Collected data:

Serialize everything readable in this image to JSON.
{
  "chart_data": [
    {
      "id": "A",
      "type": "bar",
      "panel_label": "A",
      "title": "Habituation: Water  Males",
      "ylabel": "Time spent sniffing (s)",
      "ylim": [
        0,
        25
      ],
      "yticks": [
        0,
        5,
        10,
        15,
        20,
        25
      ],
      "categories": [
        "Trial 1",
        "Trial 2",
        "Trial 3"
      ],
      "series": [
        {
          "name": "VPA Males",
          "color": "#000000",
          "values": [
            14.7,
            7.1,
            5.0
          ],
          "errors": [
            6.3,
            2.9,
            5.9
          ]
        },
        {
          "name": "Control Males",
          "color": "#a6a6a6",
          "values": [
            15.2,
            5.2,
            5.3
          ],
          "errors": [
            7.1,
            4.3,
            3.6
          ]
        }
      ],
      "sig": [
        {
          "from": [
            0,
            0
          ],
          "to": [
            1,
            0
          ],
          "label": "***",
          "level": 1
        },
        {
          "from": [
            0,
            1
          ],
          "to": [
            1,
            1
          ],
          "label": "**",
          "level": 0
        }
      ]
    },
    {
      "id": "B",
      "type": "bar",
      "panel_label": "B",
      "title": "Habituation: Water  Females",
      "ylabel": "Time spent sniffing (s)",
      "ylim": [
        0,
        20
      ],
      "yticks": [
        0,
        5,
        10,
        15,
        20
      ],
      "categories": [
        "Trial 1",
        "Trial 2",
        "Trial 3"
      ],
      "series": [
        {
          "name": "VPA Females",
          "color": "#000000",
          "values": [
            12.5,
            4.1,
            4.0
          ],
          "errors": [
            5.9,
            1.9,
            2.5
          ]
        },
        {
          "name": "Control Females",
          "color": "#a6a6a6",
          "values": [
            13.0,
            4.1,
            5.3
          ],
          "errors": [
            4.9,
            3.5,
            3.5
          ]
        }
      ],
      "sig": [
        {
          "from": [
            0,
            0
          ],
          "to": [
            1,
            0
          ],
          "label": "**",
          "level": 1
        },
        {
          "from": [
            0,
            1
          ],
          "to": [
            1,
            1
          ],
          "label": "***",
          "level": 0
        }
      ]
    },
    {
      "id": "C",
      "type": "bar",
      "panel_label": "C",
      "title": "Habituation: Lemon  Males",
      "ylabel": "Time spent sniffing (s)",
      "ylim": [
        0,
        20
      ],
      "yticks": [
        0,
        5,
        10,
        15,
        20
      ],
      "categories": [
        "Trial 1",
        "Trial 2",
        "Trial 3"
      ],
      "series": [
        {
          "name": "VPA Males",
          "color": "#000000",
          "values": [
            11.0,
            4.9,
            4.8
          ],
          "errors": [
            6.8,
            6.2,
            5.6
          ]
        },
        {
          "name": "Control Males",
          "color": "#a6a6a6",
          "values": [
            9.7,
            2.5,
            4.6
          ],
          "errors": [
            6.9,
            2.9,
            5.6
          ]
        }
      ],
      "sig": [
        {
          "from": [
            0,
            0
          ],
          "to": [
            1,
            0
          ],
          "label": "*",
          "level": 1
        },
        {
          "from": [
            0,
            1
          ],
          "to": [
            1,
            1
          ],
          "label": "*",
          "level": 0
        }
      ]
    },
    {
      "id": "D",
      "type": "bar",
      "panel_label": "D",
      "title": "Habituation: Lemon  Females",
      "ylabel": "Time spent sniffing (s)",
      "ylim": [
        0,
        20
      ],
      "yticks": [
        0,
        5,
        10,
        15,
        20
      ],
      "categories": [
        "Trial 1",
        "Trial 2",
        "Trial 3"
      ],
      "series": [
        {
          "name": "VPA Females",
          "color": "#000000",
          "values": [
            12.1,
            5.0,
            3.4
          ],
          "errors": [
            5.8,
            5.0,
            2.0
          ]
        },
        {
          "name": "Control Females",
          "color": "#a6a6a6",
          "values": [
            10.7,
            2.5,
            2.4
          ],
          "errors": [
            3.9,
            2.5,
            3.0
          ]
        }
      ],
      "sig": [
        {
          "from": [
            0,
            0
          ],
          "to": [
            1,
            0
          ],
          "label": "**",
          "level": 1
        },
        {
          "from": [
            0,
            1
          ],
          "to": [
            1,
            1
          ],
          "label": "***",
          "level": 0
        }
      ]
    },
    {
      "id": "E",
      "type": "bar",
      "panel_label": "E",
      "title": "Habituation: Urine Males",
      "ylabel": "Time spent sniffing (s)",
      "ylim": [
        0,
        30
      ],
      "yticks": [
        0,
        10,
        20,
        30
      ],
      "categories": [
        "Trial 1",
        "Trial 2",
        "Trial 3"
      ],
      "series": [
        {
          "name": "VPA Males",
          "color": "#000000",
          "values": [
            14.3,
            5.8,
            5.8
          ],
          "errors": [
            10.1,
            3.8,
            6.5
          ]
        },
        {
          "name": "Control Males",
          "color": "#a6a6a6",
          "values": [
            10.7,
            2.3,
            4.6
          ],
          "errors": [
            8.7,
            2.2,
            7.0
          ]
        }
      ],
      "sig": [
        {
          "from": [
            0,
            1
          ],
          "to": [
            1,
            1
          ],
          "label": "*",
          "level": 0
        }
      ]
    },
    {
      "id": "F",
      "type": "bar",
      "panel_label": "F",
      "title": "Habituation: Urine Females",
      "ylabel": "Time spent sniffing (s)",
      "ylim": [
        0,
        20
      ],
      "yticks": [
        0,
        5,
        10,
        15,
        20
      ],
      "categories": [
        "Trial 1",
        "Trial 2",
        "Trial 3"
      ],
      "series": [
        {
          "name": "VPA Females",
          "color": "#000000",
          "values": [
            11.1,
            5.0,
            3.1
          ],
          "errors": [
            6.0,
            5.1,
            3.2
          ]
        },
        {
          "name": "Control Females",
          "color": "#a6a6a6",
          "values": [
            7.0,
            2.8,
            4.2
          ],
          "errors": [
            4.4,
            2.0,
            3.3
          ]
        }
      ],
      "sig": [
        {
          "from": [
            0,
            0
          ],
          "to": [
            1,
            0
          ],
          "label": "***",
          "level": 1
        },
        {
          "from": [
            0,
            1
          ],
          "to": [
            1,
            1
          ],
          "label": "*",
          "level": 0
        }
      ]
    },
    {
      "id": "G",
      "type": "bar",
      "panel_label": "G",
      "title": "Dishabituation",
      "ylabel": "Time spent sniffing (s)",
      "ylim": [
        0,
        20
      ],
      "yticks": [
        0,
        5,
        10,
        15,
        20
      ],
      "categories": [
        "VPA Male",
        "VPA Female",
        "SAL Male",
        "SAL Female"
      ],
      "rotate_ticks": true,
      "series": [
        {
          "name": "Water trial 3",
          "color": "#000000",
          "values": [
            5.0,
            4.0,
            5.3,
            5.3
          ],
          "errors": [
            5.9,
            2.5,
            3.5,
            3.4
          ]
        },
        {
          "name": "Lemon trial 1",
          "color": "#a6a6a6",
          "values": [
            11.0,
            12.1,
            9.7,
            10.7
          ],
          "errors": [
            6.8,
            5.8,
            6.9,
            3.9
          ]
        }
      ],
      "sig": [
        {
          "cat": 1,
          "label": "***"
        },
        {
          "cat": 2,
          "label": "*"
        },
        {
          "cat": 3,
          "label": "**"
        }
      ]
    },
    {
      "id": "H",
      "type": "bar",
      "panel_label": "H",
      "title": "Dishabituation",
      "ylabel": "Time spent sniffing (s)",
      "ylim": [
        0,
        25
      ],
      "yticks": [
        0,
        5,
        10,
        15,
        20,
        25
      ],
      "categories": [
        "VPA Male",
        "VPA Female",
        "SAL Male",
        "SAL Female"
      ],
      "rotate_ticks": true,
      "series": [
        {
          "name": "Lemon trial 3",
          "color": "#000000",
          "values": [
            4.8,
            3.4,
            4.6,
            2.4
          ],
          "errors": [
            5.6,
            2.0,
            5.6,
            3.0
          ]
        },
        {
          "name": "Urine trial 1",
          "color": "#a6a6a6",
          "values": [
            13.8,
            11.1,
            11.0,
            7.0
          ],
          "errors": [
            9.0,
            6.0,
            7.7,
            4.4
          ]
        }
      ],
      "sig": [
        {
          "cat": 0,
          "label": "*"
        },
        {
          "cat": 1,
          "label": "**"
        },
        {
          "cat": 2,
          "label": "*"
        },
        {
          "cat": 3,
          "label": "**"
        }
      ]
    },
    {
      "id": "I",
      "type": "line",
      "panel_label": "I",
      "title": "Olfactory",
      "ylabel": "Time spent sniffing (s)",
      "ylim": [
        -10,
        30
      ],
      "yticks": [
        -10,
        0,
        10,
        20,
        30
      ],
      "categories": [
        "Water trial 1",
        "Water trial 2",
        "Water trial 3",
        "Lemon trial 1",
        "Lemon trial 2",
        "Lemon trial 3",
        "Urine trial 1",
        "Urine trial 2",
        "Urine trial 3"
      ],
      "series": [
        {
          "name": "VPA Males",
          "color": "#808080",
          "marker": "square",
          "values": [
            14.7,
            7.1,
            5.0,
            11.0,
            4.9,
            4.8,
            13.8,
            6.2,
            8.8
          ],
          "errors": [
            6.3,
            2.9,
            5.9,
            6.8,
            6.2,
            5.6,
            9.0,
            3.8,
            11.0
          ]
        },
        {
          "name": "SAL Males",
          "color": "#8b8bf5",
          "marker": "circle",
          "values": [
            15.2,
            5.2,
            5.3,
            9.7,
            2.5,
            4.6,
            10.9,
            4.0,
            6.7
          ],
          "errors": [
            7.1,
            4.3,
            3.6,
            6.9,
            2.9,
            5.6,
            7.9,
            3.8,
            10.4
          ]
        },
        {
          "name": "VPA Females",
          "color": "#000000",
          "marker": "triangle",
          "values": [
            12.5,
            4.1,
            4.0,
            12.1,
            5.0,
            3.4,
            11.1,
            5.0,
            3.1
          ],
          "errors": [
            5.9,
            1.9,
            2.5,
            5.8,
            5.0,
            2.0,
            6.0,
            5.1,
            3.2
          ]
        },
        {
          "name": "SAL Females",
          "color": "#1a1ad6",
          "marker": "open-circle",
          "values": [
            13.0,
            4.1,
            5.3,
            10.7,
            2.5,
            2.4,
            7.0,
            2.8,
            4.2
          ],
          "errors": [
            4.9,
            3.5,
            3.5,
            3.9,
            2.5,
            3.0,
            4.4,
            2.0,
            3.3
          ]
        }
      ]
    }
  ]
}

__Task description__: Using the records above, copy every line that has the word "title" in it.

__Written response__:
      "title": "Habituation: Water  Males",
      "title": "Habituation: Water  Females",
      "title": "Habituation: Lemon  Males",
      "title": "Habituation: Lemon  Females",
      "title": "Habituation: Urine Males",
      "title": "Habituation: Urine Females",
      "title": "Dishabituation",
      "title": "Dishabituation",
      "title": "Olfactory",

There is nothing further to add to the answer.